[Data excerpts]
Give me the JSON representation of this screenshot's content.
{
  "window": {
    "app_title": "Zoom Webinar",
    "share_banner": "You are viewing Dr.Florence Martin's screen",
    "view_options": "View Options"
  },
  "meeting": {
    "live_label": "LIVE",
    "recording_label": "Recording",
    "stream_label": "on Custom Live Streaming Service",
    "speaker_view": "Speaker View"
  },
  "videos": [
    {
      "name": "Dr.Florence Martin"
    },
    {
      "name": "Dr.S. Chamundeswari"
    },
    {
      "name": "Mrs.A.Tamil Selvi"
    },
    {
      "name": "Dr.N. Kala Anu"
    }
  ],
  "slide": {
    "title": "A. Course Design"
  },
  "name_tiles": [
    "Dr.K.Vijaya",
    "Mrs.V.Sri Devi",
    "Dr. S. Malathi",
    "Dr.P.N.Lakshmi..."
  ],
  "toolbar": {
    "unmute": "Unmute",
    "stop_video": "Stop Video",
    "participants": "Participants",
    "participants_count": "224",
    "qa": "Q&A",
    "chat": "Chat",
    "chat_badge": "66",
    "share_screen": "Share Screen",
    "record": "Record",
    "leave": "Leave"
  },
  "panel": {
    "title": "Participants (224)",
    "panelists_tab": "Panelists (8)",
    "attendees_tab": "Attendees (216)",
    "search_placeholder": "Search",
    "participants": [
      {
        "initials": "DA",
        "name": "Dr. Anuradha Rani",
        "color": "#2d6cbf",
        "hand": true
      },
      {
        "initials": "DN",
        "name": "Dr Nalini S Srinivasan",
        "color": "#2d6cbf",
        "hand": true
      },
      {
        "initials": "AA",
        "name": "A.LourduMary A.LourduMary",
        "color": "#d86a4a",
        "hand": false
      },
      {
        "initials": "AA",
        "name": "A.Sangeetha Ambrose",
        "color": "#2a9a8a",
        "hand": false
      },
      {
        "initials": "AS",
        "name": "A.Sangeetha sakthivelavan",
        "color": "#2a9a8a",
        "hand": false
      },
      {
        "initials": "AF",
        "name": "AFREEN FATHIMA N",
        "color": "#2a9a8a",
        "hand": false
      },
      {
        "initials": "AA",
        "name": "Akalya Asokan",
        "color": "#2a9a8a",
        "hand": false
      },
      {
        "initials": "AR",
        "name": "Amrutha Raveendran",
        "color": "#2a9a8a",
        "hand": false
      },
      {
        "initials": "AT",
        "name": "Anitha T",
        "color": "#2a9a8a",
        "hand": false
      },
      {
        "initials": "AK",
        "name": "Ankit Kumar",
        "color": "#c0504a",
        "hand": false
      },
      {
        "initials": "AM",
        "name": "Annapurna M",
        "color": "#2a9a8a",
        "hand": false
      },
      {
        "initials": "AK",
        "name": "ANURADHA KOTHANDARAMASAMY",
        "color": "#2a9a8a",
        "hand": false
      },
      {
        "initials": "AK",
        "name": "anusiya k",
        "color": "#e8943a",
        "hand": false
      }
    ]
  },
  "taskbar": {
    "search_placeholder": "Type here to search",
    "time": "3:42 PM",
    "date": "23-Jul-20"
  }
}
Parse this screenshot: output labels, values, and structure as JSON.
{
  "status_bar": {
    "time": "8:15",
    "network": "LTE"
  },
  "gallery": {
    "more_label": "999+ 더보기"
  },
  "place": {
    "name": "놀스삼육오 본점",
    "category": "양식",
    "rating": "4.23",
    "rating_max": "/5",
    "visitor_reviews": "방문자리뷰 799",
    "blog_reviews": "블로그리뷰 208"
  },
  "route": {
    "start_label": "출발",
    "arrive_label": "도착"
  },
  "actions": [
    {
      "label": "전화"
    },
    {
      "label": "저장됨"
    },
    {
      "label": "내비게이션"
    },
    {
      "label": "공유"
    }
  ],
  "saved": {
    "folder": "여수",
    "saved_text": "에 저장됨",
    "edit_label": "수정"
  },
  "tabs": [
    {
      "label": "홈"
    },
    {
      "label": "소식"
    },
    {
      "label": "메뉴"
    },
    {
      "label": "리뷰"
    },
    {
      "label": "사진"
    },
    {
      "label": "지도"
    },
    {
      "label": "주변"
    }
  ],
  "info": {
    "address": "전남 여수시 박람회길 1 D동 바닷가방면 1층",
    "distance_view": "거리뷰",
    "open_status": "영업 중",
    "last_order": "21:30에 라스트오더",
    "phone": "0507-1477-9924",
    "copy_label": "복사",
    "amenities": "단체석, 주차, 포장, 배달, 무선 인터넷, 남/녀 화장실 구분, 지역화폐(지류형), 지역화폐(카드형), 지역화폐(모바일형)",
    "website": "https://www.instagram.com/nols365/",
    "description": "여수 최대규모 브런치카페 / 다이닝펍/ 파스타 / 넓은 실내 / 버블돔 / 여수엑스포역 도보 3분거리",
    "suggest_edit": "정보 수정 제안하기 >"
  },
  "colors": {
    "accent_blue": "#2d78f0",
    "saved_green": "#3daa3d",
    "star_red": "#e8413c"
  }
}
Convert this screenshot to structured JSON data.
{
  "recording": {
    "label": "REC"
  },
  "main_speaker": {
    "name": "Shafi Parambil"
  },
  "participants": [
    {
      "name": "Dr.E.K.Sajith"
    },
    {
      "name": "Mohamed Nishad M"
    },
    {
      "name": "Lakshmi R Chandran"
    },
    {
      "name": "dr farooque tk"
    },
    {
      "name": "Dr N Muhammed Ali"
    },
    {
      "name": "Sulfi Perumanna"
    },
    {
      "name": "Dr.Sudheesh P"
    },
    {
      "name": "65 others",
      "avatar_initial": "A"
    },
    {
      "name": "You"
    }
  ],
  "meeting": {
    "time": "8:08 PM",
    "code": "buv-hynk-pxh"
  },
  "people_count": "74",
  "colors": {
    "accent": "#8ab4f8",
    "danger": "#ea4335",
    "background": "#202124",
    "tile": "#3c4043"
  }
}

* TASK
Reproduce the material above without altering a single character.

* REPLY
Give me the JSON representation of this screenshot's content.
{
  "window": {
    "app_title": "Zoom Webinar",
    "share_banner": "You are viewing Dr.Florence Martin's screen",
    "view_options": "View Options"
  },
  "meeting": {
    "live_label": "LIVE",
    "recording_label": "Recording",
    "stream_label": "on Custom Live Streaming Service",
    "speaker_view": "Speaker View"
  },
  "videos": [
    {
      "name": "Dr.Florence Martin"
    },
    {
      "name": "Dr.S. Chamundeswari"
    },
    {
      "name": "Mrs.A.Tamil Selvi"
    },
    {
      "name": "Dr.N. Kala Anu"
    }
  ],
  "slide": {
    "title": "A. Course Design"
  },
  "name_tiles": [
    "Dr.K.Vijaya",
    "Mrs.V.Sri Devi",
    "Dr. S. Malathi",
    "Dr.P.N.Lakshmi..."
  ],
  "toolbar": {
    "unmute": "Unmute",
    "stop_video": "Stop Video",
    "participants": "Participants",
    "participants_count": "224",
    "qa": "Q&A",
    "chat": "Chat",
    "chat_badge": "66",
    "share_screen": "Share Screen",
    "record": "Record",
    "leave": "Leave"
  },
  "panel": {
    "title": "Participants (224)",
    "panelists_tab": "Panelists (8)",
    "attendees_tab": "Attendees (216)",
    "search_placeholder": "Search",
    "participants": [
      {
        "initials": "DA",
        "name": "Dr. Anuradha Rani",
        "color": "#2d6cbf",
        "hand": true
      },
      {
        "initials": "DN",
        "name": "Dr Nalini S Srinivasan",
        "color": "#2d6cbf",
        "hand": true
      },
      {
        "initials": "AA",
        "name": "A.LourduMary A.LourduMary",
        "color": "#d86a4a",
        "hand": false
      },
      {
        "initials": "AA",
        "name": "A.Sangeetha Ambrose",
        "color": "#2a9a8a",
        "hand": false
      },
      {
        "initials": "AS",
        "name": "A.Sangeetha sakthivelavan",
        "color": "#2a9a8a",
        "hand": false
      },
      {
        "initials": "AF",
        "name": "AFREEN FATHIMA N",
        "color": "#2a9a8a",
        "hand": false
      },
      {
        "initials": "AA",
        "name": "Akalya Asokan",
        "color": "#2a9a8a",
        "hand": false
      },
      {
        "initials": "AR",
        "name": "Amrutha Raveendran",
        "color": "#2a9a8a",
        "hand": false
      },
      {
        "initials": "AT",
        "name": "Anitha T",
        "color": "#2a9a8a",
        "hand": false
      },
      {
        "initials": "AK",
        "name": "Ankit Kumar",
        "color": "#c0504a",
        "hand": false
      },
      {
        "initials": "AM",
        "name": "Annapurna M",
        "color": "#2a9a8a",
        "hand": false
      },
      {
        "initials": "AK",
        "name": "ANURADHA KOTHANDARAMASAMY",
        "color": "#2a9a8a",
        "hand": false
      },
      {
        "initials": "AK",
        "name": "anusiya k",
        "color": "#e8943a",
        "hand": false
      }
    ]
  },
  "taskbar": {
    "search_placeholder": "Type here to search",
    "time": "3:42 PM",
    "date": "23-Jul-20"
  }
}
Parse this screenshot: output labels, values, and structure as JSON.
{
  "status_bar": {
    "time": "8:15",
    "network": "LTE"
  },
  "gallery": {
    "more_label": "999+ 더보기"
  },
  "place": {
    "name": "놀스삼육오 본점",
    "category": "양식",
    "rating": "4.23",
    "rating_max": "/5",
    "visitor_reviews": "방문자리뷰 799",
    "blog_reviews": "블로그리뷰 208"
  },
  "route": {
    "start_label": "출발",
    "arrive_label": "도착"
  },
  "actions": [
    {
      "label": "전화"
    },
    {
      "label": "저장됨"
    },
    {
      "label": "내비게이션"
    },
    {
      "label": "공유"
    }
  ],
  "saved": {
    "folder": "여수",
    "saved_text": "에 저장됨",
    "edit_label": "수정"
  },
  "tabs": [
    {
      "label": "홈"
    },
    {
      "label": "소식"
    },
    {
      "label": "메뉴"
    },
    {
      "label": "리뷰"
    },
    {
      "label": "사진"
    },
    {
      "label": "지도"
    },
    {
      "label": "주변"
    }
  ],
  "info": {
    "address": "전남 여수시 박람회길 1 D동 바닷가방면 1층",
    "distance_view": "거리뷰",
    "open_status": "영업 중",
    "last_order": "21:30에 라스트오더",
    "phone": "0507-1477-9924",
    "copy_label": "복사",
    "amenities": "단체석, 주차, 포장, 배달, 무선 인터넷, 남/녀 화장실 구분, 지역화폐(지류형), 지역화폐(카드형), 지역화폐(모바일형)",
    "website": "https://www.instagram.com/nols365/",
    "description": "여수 최대규모 브런치카페 / 다이닝펍/ 파스타 / 넓은 실내 / 버블돔 / 여수엑스포역 도보 3분거리",
    "suggest_edit": "정보 수정 제안하기 >"
  },
  "colors": {
    "accent_blue": "#2d78f0",
    "saved_green": "#3daa3d",
    "star_red": "#e8413c"
  }
}
Convert this screenshot to structured JSON data.
{
  "recording": {
    "label": "REC"
  },
  "main_speaker": {
    "name": "Shafi Parambil"
  },
  "participants": [
    {
      "name": "Dr.E.K.Sajith"
    },
    {
      "name": "Mohamed Nishad M"
    },
    {
      "name": "Lakshmi R Chandran"
    },
    {
      "name": "dr farooque tk"
    },
    {
      "name": "Dr N Muhammed Ali"
    },
    {
      "name": "Sulfi Perumanna"
    },
    {
      "name": "Dr.Sudheesh P"
    },
    {
      "name": "65 others",
      "avatar_initial": "A"
    },
    {
      "name": "You"
    }
  ],
  "meeting": {
    "time": "8:08 PM",
    "code": "buv-hynk-pxh"
  },
  "people_count": "74",
  "colors": {
    "accent": "#8ab4f8",
    "danger": "#ea4335",
    "background": "#202124",
    "tile": "#3c4043"
  }
}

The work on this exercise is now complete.